Entries from a dataset:

####################

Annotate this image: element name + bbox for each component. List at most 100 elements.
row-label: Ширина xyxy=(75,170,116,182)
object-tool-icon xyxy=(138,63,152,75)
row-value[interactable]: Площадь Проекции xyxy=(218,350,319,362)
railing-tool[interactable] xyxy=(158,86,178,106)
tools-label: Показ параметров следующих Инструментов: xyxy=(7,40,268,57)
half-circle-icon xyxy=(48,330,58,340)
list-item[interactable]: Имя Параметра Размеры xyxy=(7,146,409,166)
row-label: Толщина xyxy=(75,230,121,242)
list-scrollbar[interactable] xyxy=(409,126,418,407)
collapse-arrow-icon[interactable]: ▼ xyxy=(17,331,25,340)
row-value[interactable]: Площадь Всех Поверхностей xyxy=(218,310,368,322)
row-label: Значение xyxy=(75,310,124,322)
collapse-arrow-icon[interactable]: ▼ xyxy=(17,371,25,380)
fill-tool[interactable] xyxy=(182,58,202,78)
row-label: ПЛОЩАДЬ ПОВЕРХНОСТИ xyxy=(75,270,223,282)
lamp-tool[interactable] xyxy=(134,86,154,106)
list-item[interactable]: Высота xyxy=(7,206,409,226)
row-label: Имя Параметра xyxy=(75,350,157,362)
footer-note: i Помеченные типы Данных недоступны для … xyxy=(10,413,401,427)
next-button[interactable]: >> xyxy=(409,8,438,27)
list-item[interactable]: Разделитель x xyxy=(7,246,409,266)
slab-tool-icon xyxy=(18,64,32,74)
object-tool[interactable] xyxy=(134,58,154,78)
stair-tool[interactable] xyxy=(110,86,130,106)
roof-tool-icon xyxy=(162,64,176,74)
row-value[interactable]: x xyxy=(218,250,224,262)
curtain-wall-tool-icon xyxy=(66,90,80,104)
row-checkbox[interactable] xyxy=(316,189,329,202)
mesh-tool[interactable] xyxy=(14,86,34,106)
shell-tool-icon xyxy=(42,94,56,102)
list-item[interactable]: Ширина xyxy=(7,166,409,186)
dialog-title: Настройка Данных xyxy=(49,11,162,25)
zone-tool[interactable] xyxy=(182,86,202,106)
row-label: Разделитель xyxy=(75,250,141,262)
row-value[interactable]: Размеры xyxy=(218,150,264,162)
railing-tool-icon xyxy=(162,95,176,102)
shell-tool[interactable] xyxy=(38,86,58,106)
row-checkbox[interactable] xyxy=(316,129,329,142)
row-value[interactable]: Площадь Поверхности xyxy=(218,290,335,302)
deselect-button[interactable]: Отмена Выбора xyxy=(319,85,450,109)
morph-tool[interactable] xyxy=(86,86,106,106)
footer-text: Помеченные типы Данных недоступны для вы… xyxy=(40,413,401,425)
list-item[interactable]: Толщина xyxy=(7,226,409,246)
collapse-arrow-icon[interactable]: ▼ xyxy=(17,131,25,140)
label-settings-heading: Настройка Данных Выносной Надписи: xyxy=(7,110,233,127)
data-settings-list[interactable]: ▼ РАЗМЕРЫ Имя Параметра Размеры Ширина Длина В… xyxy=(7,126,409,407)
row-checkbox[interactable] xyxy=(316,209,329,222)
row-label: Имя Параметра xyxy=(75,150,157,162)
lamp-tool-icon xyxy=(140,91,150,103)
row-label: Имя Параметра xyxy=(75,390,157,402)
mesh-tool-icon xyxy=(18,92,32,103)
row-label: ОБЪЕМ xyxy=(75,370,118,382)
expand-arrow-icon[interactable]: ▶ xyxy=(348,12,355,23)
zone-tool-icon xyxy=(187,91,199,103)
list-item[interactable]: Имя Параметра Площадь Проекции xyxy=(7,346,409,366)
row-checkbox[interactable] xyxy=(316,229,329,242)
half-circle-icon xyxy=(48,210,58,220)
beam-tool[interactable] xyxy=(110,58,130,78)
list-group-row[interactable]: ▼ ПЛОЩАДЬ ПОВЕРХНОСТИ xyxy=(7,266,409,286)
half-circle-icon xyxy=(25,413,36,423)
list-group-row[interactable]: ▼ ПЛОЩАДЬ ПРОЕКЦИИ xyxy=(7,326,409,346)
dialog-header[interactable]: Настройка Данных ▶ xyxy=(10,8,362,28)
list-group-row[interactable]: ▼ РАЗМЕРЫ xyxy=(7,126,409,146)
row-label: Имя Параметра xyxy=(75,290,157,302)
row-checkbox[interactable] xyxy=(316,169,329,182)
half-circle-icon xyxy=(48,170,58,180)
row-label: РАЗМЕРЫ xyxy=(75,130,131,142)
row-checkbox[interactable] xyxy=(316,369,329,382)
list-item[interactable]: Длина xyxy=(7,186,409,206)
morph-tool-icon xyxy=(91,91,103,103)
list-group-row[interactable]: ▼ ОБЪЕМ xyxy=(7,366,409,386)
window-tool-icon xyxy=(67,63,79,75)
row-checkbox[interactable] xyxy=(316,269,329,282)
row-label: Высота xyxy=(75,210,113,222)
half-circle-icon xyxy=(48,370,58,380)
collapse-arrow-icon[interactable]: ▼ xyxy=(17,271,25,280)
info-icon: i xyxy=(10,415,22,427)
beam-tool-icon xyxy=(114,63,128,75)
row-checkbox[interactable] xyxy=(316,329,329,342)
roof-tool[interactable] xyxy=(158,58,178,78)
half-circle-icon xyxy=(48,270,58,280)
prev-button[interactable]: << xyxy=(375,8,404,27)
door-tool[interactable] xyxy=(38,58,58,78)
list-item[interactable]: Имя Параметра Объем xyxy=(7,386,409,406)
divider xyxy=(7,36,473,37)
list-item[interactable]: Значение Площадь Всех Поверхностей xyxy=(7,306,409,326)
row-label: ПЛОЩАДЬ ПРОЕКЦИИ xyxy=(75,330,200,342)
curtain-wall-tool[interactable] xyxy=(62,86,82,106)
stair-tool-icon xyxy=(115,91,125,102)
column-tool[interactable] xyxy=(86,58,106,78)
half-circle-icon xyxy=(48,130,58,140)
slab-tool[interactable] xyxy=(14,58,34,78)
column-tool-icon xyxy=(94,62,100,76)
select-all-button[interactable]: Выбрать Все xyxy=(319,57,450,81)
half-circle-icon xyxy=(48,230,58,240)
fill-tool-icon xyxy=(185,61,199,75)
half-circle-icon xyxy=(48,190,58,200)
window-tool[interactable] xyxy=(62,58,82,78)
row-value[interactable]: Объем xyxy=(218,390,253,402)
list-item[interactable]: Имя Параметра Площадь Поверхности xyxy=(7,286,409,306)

####################

Rewrite the rows above with each "half-circle-icon" changed to "semicircle-icon" and everything else left the same.

Task result:
Annotate this image: element name + bbox for each component. List at most 100 elements.
row-label: Ширина xyxy=(75,170,116,182)
object-tool-icon xyxy=(138,63,152,75)
row-value[interactable]: Площадь Проекции xyxy=(218,350,319,362)
railing-tool[interactable] xyxy=(158,86,178,106)
tools-label: Показ параметров следующих Инструментов: xyxy=(7,40,268,57)
semicircle-icon xyxy=(48,330,58,340)
list-item[interactable]: Имя Параметра Размеры xyxy=(7,146,409,166)
row-label: Толщина xyxy=(75,230,121,242)
list-scrollbar[interactable] xyxy=(409,126,418,407)
collapse-arrow-icon[interactable]: ▼ xyxy=(17,331,25,340)
row-value[interactable]: Площадь Всех Поверхностей xyxy=(218,310,368,322)
row-label: Значение xyxy=(75,310,124,322)
collapse-arrow-icon[interactable]: ▼ xyxy=(17,371,25,380)
fill-tool[interactable] xyxy=(182,58,202,78)
row-label: ПЛОЩАДЬ ПОВЕРХНОСТИ xyxy=(75,270,223,282)
lamp-tool[interactable] xyxy=(134,86,154,106)
list-item[interactable]: Высота xyxy=(7,206,409,226)
row-label: Имя Параметра xyxy=(75,350,157,362)
footer-note: i Помеченные типы Данных недоступны для … xyxy=(10,413,401,427)
next-button[interactable]: >> xyxy=(409,8,438,27)
list-item[interactable]: Разделитель x xyxy=(7,246,409,266)
slab-tool-icon xyxy=(18,64,32,74)
object-tool[interactable] xyxy=(134,58,154,78)
stair-tool[interactable] xyxy=(110,86,130,106)
roof-tool-icon xyxy=(162,64,176,74)
row-value[interactable]: x xyxy=(218,250,224,262)
curtain-wall-tool-icon xyxy=(66,90,80,104)
row-checkbox[interactable] xyxy=(316,189,329,202)
mesh-tool[interactable] xyxy=(14,86,34,106)
shell-tool-icon xyxy=(42,94,56,102)
list-item[interactable]: Ширина xyxy=(7,166,409,186)
dialog-title: Настройка Данных xyxy=(49,11,162,25)
zone-tool[interactable] xyxy=(182,86,202,106)
row-label: Разделитель xyxy=(75,250,141,262)
row-value[interactable]: Размеры xyxy=(218,150,264,162)
railing-tool-icon xyxy=(162,95,176,102)
shell-tool[interactable] xyxy=(38,86,58,106)
row-checkbox[interactable] xyxy=(316,129,329,142)
row-value[interactable]: Площадь Поверхности xyxy=(218,290,335,302)
deselect-button[interactable]: Отмена Выбора xyxy=(319,85,450,109)
morph-tool[interactable] xyxy=(86,86,106,106)
footer-text: Помеченные типы Данных недоступны для вы… xyxy=(40,413,401,425)
list-item[interactable]: Толщина xyxy=(7,226,409,246)
collapse-arrow-icon[interactable]: ▼ xyxy=(17,131,25,140)
label-settings-heading: Настройка Данных Выносной Надписи: xyxy=(7,110,233,127)
data-settings-list[interactable]: ▼ РАЗМЕРЫ Имя Параметра Размеры Ширина Длина В… xyxy=(7,126,409,407)
row-checkbox[interactable] xyxy=(316,209,329,222)
row-label: Имя Параметра xyxy=(75,150,157,162)
lamp-tool-icon xyxy=(140,91,150,103)
row-label: Имя Параметра xyxy=(75,390,157,402)
mesh-tool-icon xyxy=(18,92,32,103)
row-label: ОБЪЕМ xyxy=(75,370,118,382)
expand-arrow-icon[interactable]: ▶ xyxy=(348,12,355,23)
zone-tool-icon xyxy=(187,91,199,103)
list-item[interactable]: Имя Параметра Площадь Проекции xyxy=(7,346,409,366)
row-checkbox[interactable] xyxy=(316,229,329,242)
semicircle-icon xyxy=(48,210,58,220)
beam-tool[interactable] xyxy=(110,58,130,78)
list-group-row[interactable]: ▼ ПЛОЩАДЬ ПОВЕРХНОСТИ xyxy=(7,266,409,286)
semicircle-icon xyxy=(25,413,36,423)
list-group-row[interactable]: ▼ ПЛОЩАДЬ ПРОЕКЦИИ xyxy=(7,326,409,346)
dialog-header[interactable]: Настройка Данных ▶ xyxy=(10,8,362,28)
list-group-row[interactable]: ▼ РАЗМЕРЫ xyxy=(7,126,409,146)
row-label: Имя Параметра xyxy=(75,290,157,302)
row-checkbox[interactable] xyxy=(316,169,329,182)
semicircle-icon xyxy=(48,170,58,180)
row-label: РАЗМЕРЫ xyxy=(75,130,131,142)
row-checkbox[interactable] xyxy=(316,369,329,382)
list-item[interactable]: Длина xyxy=(7,186,409,206)
morph-tool-icon xyxy=(91,91,103,103)
list-group-row[interactable]: ▼ ОБЪЕМ xyxy=(7,366,409,386)
window-tool-icon xyxy=(67,63,79,75)
row-checkbox[interactable] xyxy=(316,269,329,282)
row-label: Высота xyxy=(75,210,113,222)
semicircle-icon xyxy=(48,370,58,380)
collapse-arrow-icon[interactable]: ▼ xyxy=(17,271,25,280)
info-icon: i xyxy=(10,415,22,427)
beam-tool-icon xyxy=(114,63,128,75)
row-checkbox[interactable] xyxy=(316,329,329,342)
roof-tool[interactable] xyxy=(158,58,178,78)
semicircle-icon xyxy=(48,270,58,280)
prev-button[interactable]: << xyxy=(375,8,404,27)
door-tool[interactable] xyxy=(38,58,58,78)
list-item[interactable]: Имя Параметра Объем xyxy=(7,386,409,406)
divider xyxy=(7,36,473,37)
list-item[interactable]: Значение Площадь Всех Поверхностей xyxy=(7,306,409,326)
row-label: ПЛОЩАДЬ ПРОЕКЦИИ xyxy=(75,330,200,342)
curtain-wall-tool[interactable] xyxy=(62,86,82,106)
stair-tool-icon xyxy=(115,91,125,102)
column-tool[interactable] xyxy=(86,58,106,78)
semicircle-icon xyxy=(48,130,58,140)
slab-tool[interactable] xyxy=(14,58,34,78)
column-tool-icon xyxy=(94,62,100,76)
select-all-button[interactable]: Выбрать Все xyxy=(319,57,450,81)
semicircle-icon xyxy=(48,230,58,240)
fill-tool-icon xyxy=(185,61,199,75)
semicircle-icon xyxy=(48,190,58,200)
window-tool[interactable] xyxy=(62,58,82,78)
row-value[interactable]: Объем xyxy=(218,390,253,402)
list-item[interactable]: Имя Параметра Площадь Поверхности xyxy=(7,286,409,306)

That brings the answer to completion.